-------- LISTED ENTRIES

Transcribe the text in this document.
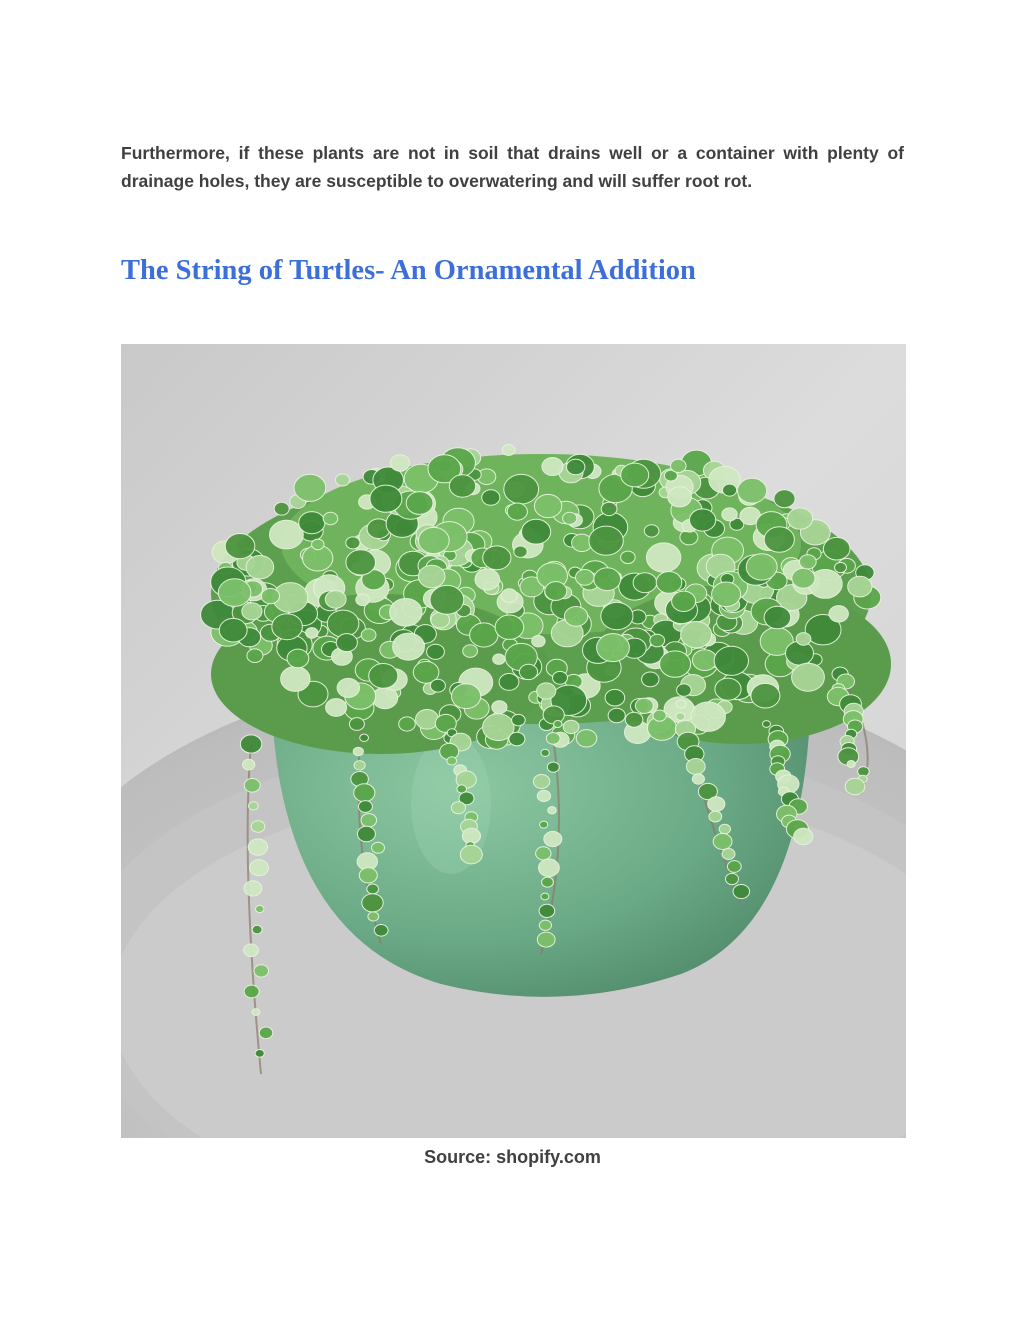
Furthermore, if these plants are not in soil that drains well or a container with plenty of drainage holes, they are susceptible to overwatering and will suffer root rot.

The String of Turtles- An Ornamental Addition

Source: shopify.com
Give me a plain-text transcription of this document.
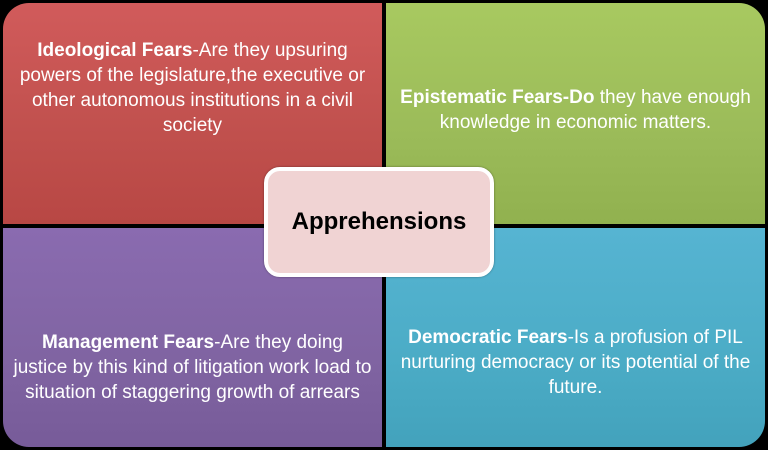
Ideological Fears-Are they upsuring powers of the legislature,the executive or other autonomous institutions in a civil society
Epistematic Fears-Do they have enough knowledge in economic matters.
Management Fears-Are they doing justice by this kind of litigation work load to situation of staggering growth of arrears
Democratic Fears-Is a profusion of PIL nurturing democracy or its potential of the future.
Apprehensions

----------------

*AIM OF THE EXERCISE*
Leave out the pictures and restate everything else word for word.

*RESPONSE*
Transcribe the text in this document.
Furthermore, if these plants are not in soil that drains well or a container with plenty of drainage holes, they are susceptible to overwatering and will suffer root rot.

The String of Turtles- An Ornamental Addition

Source: shopify.com
Give me a plain-text transcription of this document.
Ideological Fears-Are they upsuring powers of the legislature,the executive or other autonomous institutions in a civil society
Epistematic Fears-Do they have enough knowledge in economic matters.
Management Fears-Are they doing justice by this kind of litigation work load to situation of staggering growth of arrears
Democratic Fears-Is a profusion of PIL nurturing democracy or its potential of the future.
Apprehensions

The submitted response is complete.